→ **PROBLEM TO WORK ON**
Write out every line below that includes the word "name".

--- begin GIVEN DATA ---

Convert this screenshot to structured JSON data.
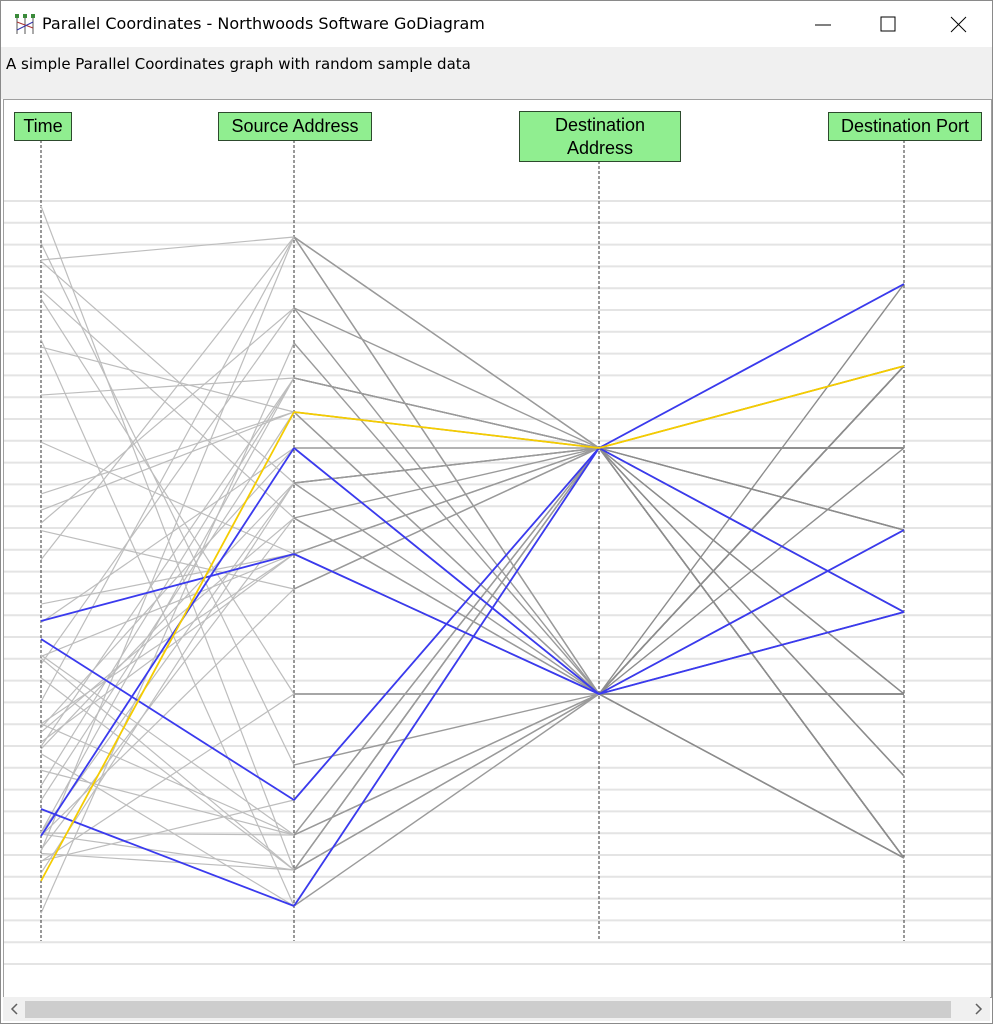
{
  "window": {
    "title": "Parallel Coordinates - Northwoods Software GoDiagram"
  },
  "description": "A simple Parallel Coordinates graph with random sample data",
  "axes": [
    {
      "label": "Time"
    },
    {
      "label": "Source Address"
    },
    {
      "label": "Destination Address"
    },
    {
      "label": "Destination Port"
    }
  ]
}
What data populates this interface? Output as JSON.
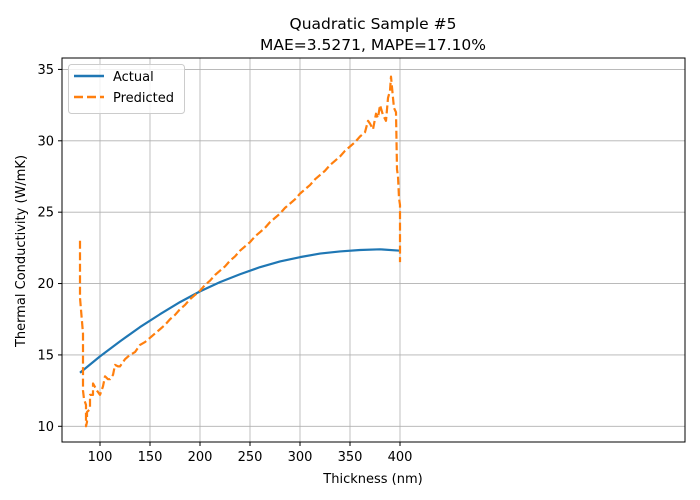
{
  "chart_data": {
    "type": "line",
    "title": "Quadratic Sample #5",
    "subtitle": "MAE=3.5271, MAPE=17.10%",
    "xlabel": "Thickness (nm)",
    "ylabel": "Thermal Conductivity (W/mK)",
    "xlim": [
      62,
      685
    ],
    "ylim": [
      8.9,
      35.8
    ],
    "xticks": [
      100,
      150,
      200,
      250,
      300,
      350,
      400
    ],
    "yticks": [
      10,
      15,
      20,
      25,
      30,
      35
    ],
    "grid": true,
    "legend_position": "top-left",
    "series": [
      {
        "name": "Actual",
        "color": "#1f77b4",
        "style": "solid",
        "x": [
          80,
          100,
          120,
          140,
          160,
          180,
          200,
          220,
          240,
          260,
          280,
          300,
          320,
          340,
          360,
          380,
          400
        ],
        "y": [
          13.75,
          14.9,
          15.95,
          16.95,
          17.85,
          18.7,
          19.45,
          20.1,
          20.65,
          21.15,
          21.55,
          21.85,
          22.1,
          22.25,
          22.35,
          22.4,
          22.3
        ]
      },
      {
        "name": "Predicted",
        "color": "#ff7f0e",
        "style": "dashed",
        "x": [
          80,
          80,
          80,
          83,
          83,
          84,
          86,
          86,
          87,
          87,
          90,
          90,
          93,
          93,
          97,
          100,
          103,
          105,
          108,
          110,
          113,
          115,
          118,
          120,
          125,
          130,
          135,
          140,
          145,
          150,
          155,
          160,
          165,
          170,
          175,
          180,
          185,
          190,
          195,
          200,
          205,
          210,
          215,
          220,
          225,
          230,
          235,
          240,
          245,
          250,
          255,
          260,
          265,
          270,
          275,
          280,
          285,
          290,
          295,
          300,
          305,
          310,
          315,
          320,
          325,
          330,
          335,
          340,
          345,
          350,
          355,
          360,
          365,
          368,
          370,
          373,
          376,
          378,
          380,
          383,
          386,
          388,
          390,
          391,
          393,
          394,
          396,
          397,
          398,
          399,
          400,
          400
        ],
        "y": [
          23.0,
          20.0,
          19.0,
          16.5,
          12.5,
          11.9,
          11.5,
          10.0,
          10.3,
          11.0,
          11.2,
          12.2,
          12.2,
          13.0,
          12.5,
          12.2,
          12.8,
          13.5,
          13.3,
          13.3,
          13.6,
          14.3,
          14.2,
          14.2,
          14.7,
          15.0,
          15.2,
          15.7,
          15.9,
          16.2,
          16.5,
          16.8,
          17.1,
          17.5,
          17.8,
          18.2,
          18.5,
          18.9,
          19.2,
          19.5,
          19.9,
          20.2,
          20.6,
          20.9,
          21.2,
          21.6,
          21.9,
          22.3,
          22.6,
          22.9,
          23.3,
          23.6,
          23.9,
          24.3,
          24.6,
          24.9,
          25.3,
          25.6,
          25.9,
          26.3,
          26.6,
          26.9,
          27.3,
          27.6,
          27.9,
          28.3,
          28.6,
          28.9,
          29.3,
          29.6,
          29.9,
          30.3,
          30.6,
          31.4,
          31.2,
          30.8,
          31.9,
          31.6,
          32.5,
          31.8,
          31.4,
          33.0,
          33.5,
          34.5,
          33.0,
          32.3,
          32.0,
          28.0,
          27.5,
          26.0,
          25.5,
          21.5
        ]
      }
    ]
  }
}
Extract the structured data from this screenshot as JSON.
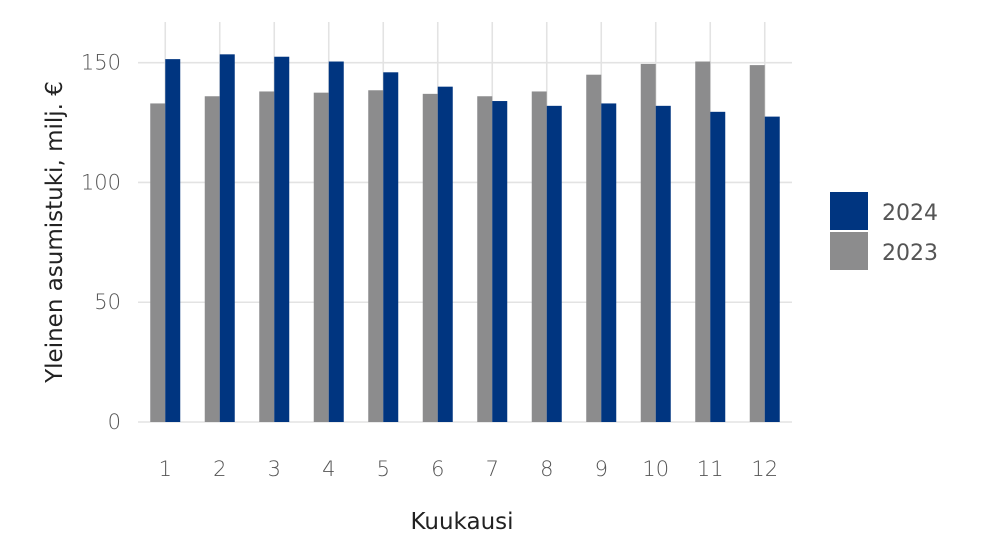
{
  "chart_data": {
    "type": "bar",
    "categories": [
      "1",
      "2",
      "3",
      "4",
      "5",
      "6",
      "7",
      "8",
      "9",
      "10",
      "11",
      "12"
    ],
    "series": [
      {
        "name": "2023",
        "color": "#8c8c8d",
        "values": [
          133,
          136,
          138,
          137.5,
          138.5,
          137,
          136,
          138,
          145,
          149.5,
          150.5,
          149
        ]
      },
      {
        "name": "2024",
        "color": "#003580",
        "values": [
          151.5,
          153.5,
          152.5,
          150.5,
          146,
          140,
          134,
          132,
          133,
          132,
          129.5,
          127.5
        ]
      }
    ],
    "legend_order": [
      "2024",
      "2023"
    ],
    "legend_position": "right",
    "xlabel": "Kuukausi",
    "ylabel": "Yleinen asumistuki, milj. €",
    "yticks": [
      0,
      50,
      100,
      150
    ],
    "ylim": [
      0,
      167
    ],
    "grid": true
  }
}
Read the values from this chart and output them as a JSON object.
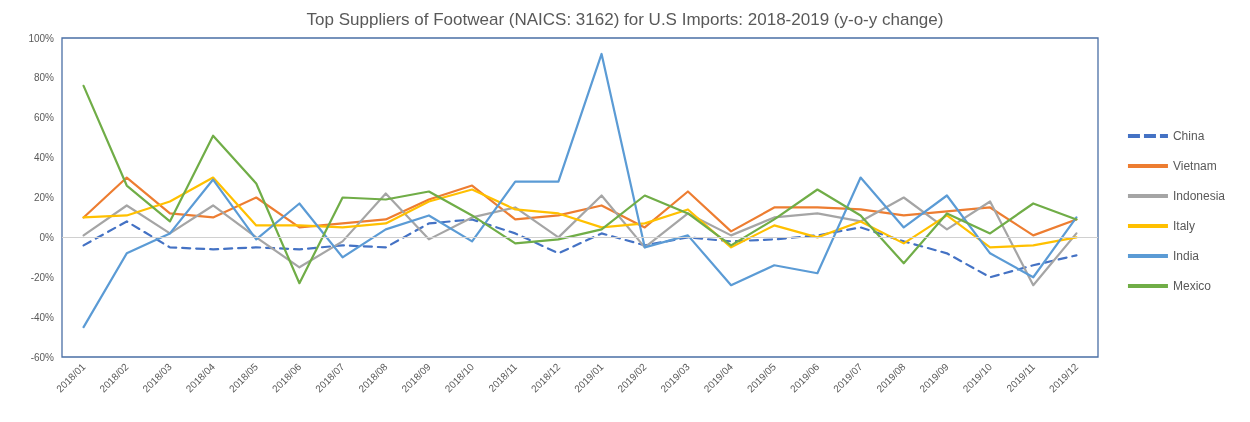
{
  "chart_data": {
    "type": "line",
    "title": "Top Suppliers of Footwear (NAICS: 3162) for U.S Imports: 2018-2019 (y-o-y change)",
    "categories": [
      "2018/01",
      "2018/02",
      "2018/03",
      "2018/04",
      "2018/05",
      "2018/06",
      "2018/07",
      "2018/08",
      "2018/09",
      "2018/10",
      "2018/11",
      "2018/12",
      "2019/01",
      "2019/02",
      "2019/03",
      "2019/04",
      "2019/05",
      "2019/06",
      "2019/07",
      "2019/08",
      "2019/09",
      "2019/10",
      "2019/11",
      "2019/12"
    ],
    "series": [
      {
        "name": "China",
        "color": "#4472c4",
        "line_style": "dashed",
        "values": [
          -4,
          8,
          -5,
          -6,
          -5,
          -6,
          -4,
          -5,
          7,
          9,
          2,
          -8,
          2,
          -4,
          0,
          -2,
          -1,
          1,
          5,
          -2,
          -8,
          -20,
          -14,
          -9
        ]
      },
      {
        "name": "Vietnam",
        "color": "#ed7d31",
        "values": [
          10,
          30,
          12,
          10,
          20,
          5,
          7,
          9,
          19,
          26,
          9,
          11,
          16,
          5,
          23,
          3,
          15,
          15,
          14,
          11,
          13,
          15,
          1,
          9
        ]
      },
      {
        "name": "Indonesia",
        "color": "#a5a5a5",
        "values": [
          1,
          16,
          2,
          16,
          0,
          -15,
          -2,
          22,
          -1,
          10,
          15,
          0,
          21,
          -5,
          12,
          1,
          10,
          12,
          8,
          20,
          4,
          18,
          -24,
          2
        ]
      },
      {
        "name": "Italy",
        "color": "#ffc000",
        "values": [
          10,
          11,
          18,
          30,
          6,
          6,
          5,
          7,
          18,
          24,
          14,
          12,
          5,
          7,
          14,
          -5,
          6,
          0,
          8,
          -3,
          11,
          -5,
          -4,
          0
        ]
      },
      {
        "name": "India",
        "color": "#5b9bd5",
        "values": [
          -45,
          -8,
          2,
          29,
          -1,
          17,
          -10,
          4,
          11,
          -2,
          28,
          28,
          92,
          -5,
          1,
          -24,
          -14,
          -18,
          30,
          5,
          21,
          -8,
          -20,
          10
        ]
      },
      {
        "name": "Mexico",
        "color": "#70ad47",
        "values": [
          76,
          26,
          8,
          51,
          27,
          -23,
          20,
          19,
          23,
          11,
          -3,
          -1,
          4,
          21,
          12,
          -4,
          9,
          24,
          11,
          -13,
          12,
          2,
          17,
          9
        ]
      }
    ],
    "ylim": [
      -60,
      100
    ],
    "yticks": [
      {
        "value": -60,
        "label": "-60%"
      },
      {
        "value": -40,
        "label": "-40%"
      },
      {
        "value": -20,
        "label": "-20%"
      },
      {
        "value": 0,
        "label": "0%"
      },
      {
        "value": 20,
        "label": "20%"
      },
      {
        "value": 40,
        "label": "40%"
      },
      {
        "value": 60,
        "label": "60%"
      },
      {
        "value": 80,
        "label": "80%"
      },
      {
        "value": 100,
        "label": "100%"
      }
    ],
    "ref_lines": [
      {
        "axis": "y",
        "value": 0,
        "color": "#d0d0d0"
      }
    ],
    "grid": false,
    "legend": "right",
    "marker": "none"
  }
}
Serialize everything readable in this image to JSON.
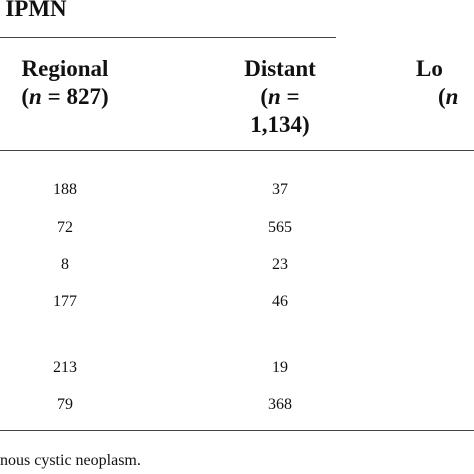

--- end GIVEN DATA ---

→ **WRITTEN SOLUTION**
        "name": "Actual",
        "name": "Predicted",
        "name": "2023",
        "name": "2024",
        "name": "China",
        "name": "Vietnam",
        "name": "Indonesia",
        "name": "Italy",
        "name": "India",
        "name": "Mexico",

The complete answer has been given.